- _Written task_: Pick out every line of the entries below where "加强纪律性" occurs, and copy those lines.
******************************
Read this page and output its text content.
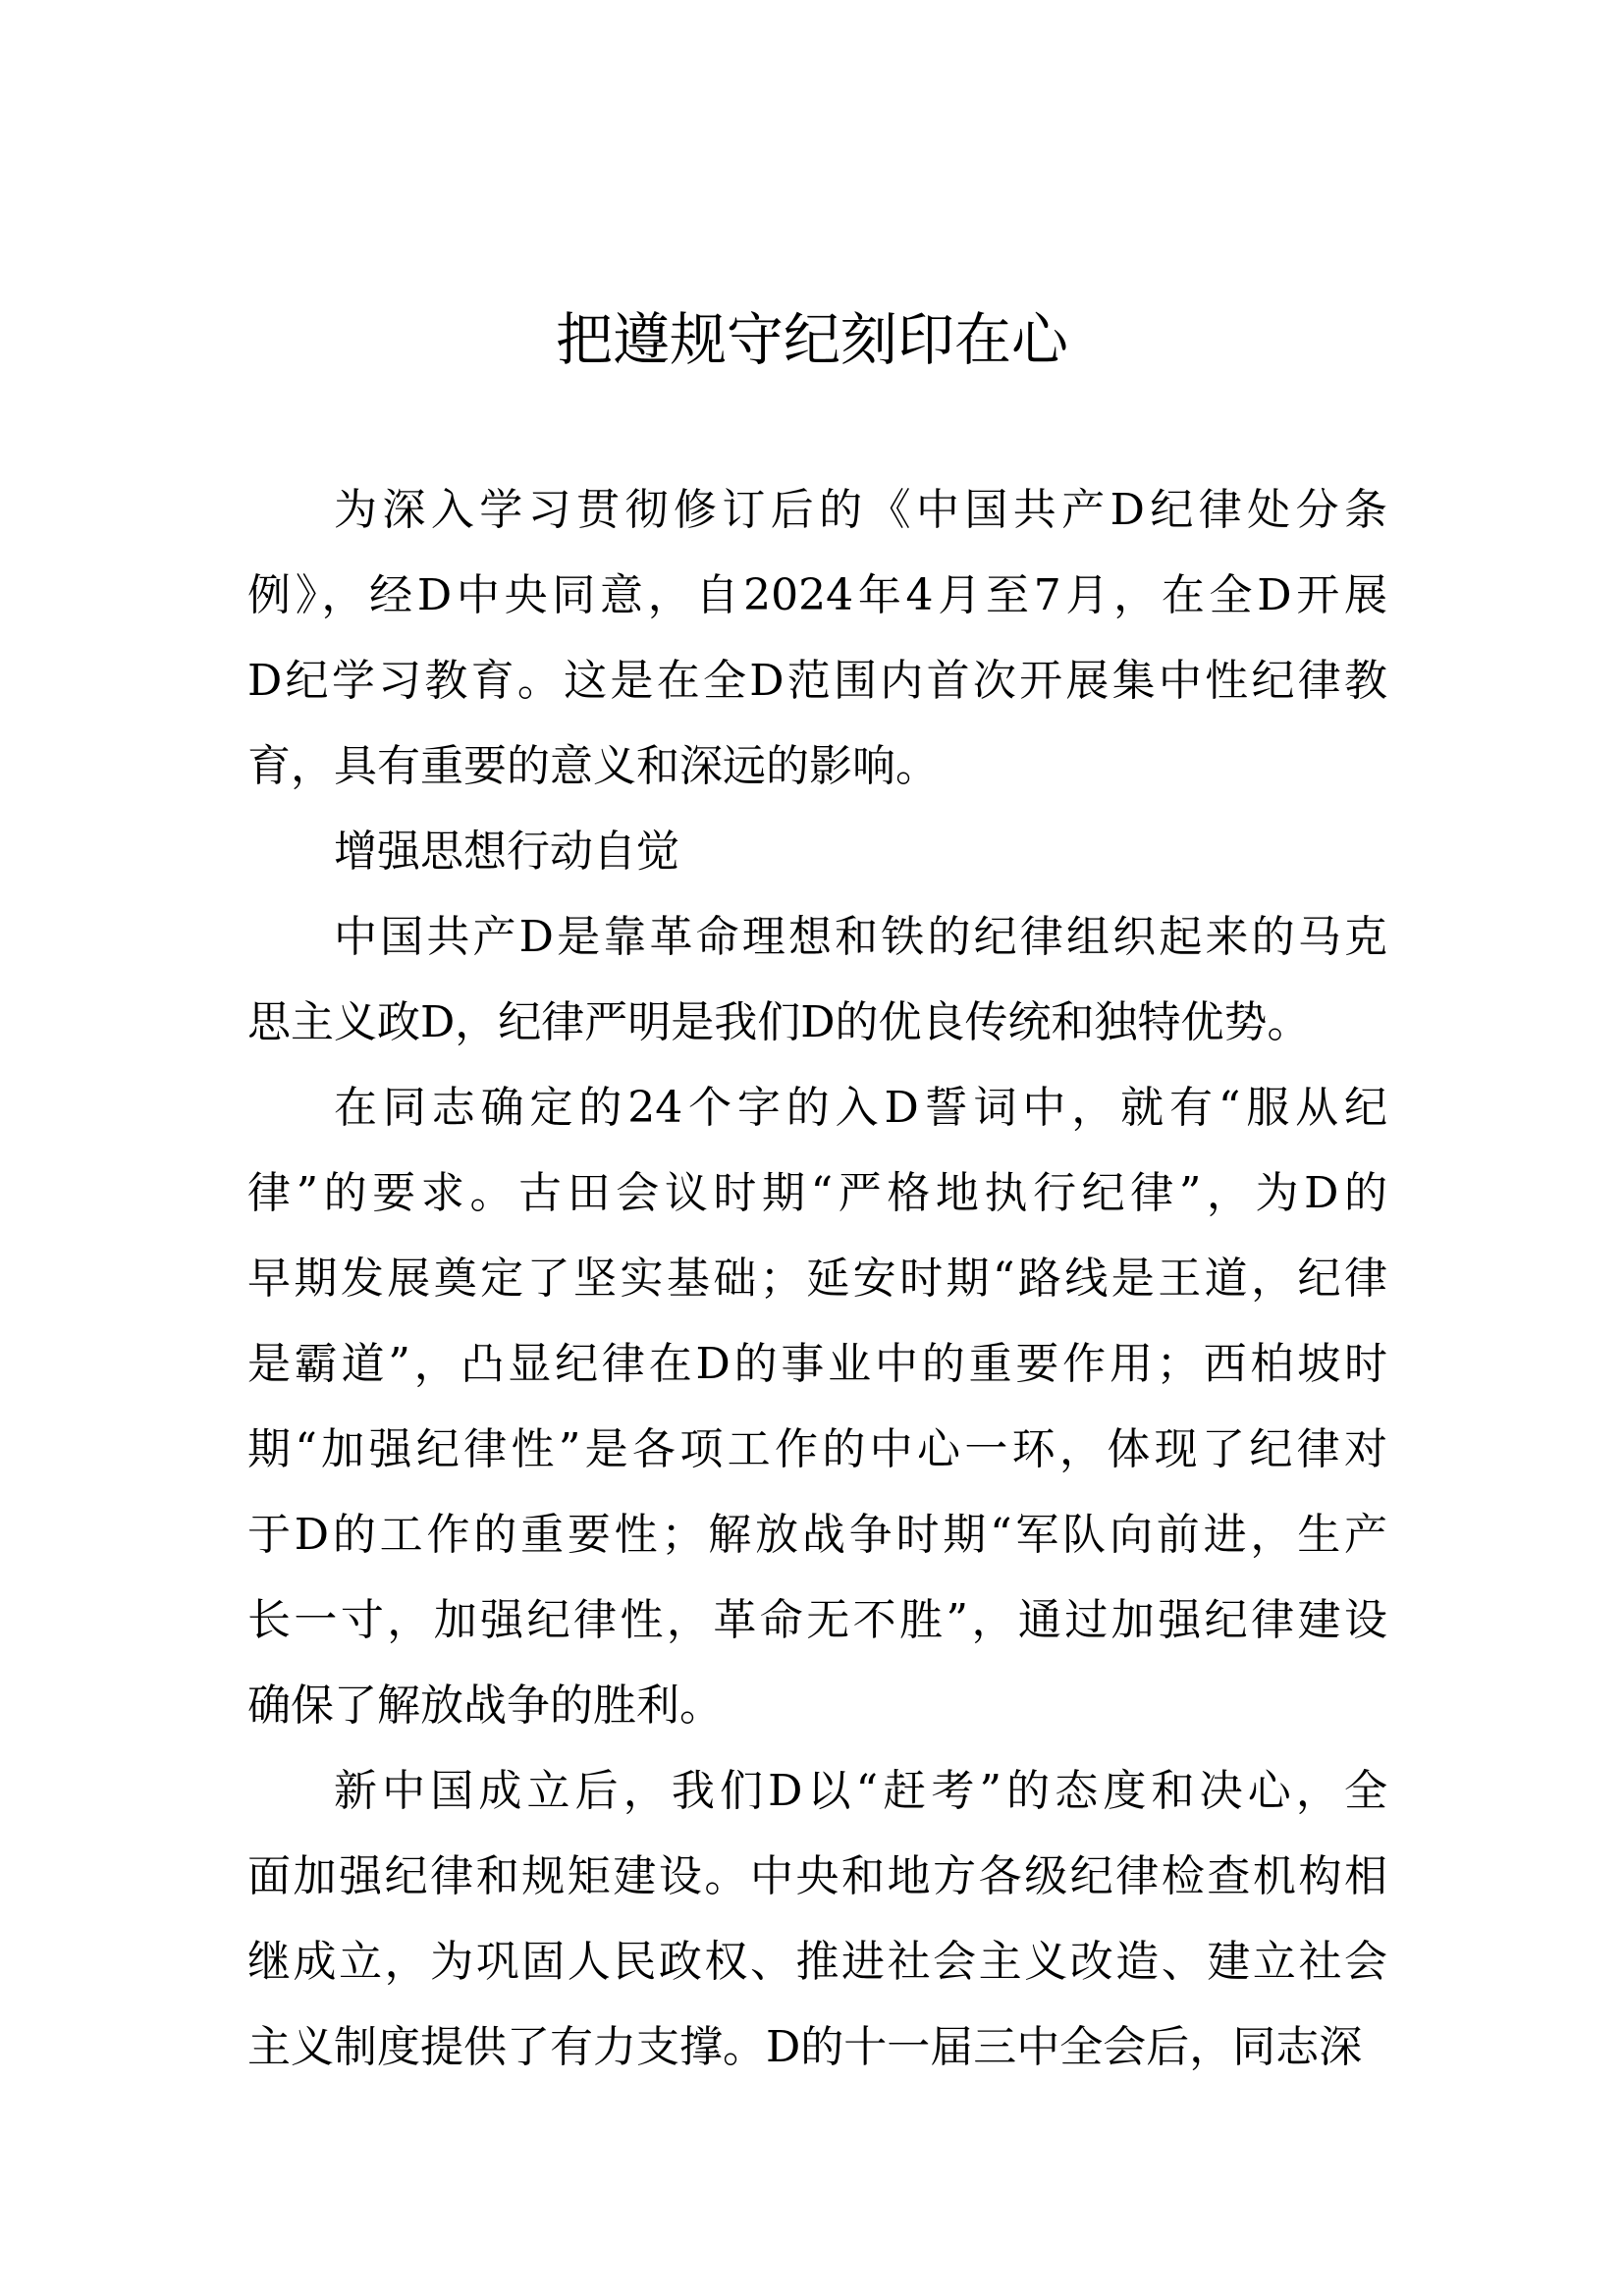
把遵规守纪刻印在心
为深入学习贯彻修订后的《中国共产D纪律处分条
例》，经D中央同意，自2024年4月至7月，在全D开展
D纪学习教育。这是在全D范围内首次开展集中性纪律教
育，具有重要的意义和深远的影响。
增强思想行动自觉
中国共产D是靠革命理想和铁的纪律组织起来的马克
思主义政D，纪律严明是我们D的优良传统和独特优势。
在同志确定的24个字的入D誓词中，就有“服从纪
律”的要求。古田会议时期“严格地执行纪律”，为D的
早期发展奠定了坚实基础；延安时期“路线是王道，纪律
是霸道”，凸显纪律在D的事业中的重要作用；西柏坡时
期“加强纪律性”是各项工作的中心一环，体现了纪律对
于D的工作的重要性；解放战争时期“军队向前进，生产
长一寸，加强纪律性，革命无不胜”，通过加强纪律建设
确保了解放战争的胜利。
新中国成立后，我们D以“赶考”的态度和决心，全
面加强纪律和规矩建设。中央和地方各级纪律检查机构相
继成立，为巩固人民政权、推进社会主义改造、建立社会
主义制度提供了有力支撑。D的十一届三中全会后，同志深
******************************
- _Solution to the exercise_:
期“加强纪律性”是各项工作的中心一环，体现了纪律对
长一寸，加强纪律性，革命无不胜”，通过加强纪律建设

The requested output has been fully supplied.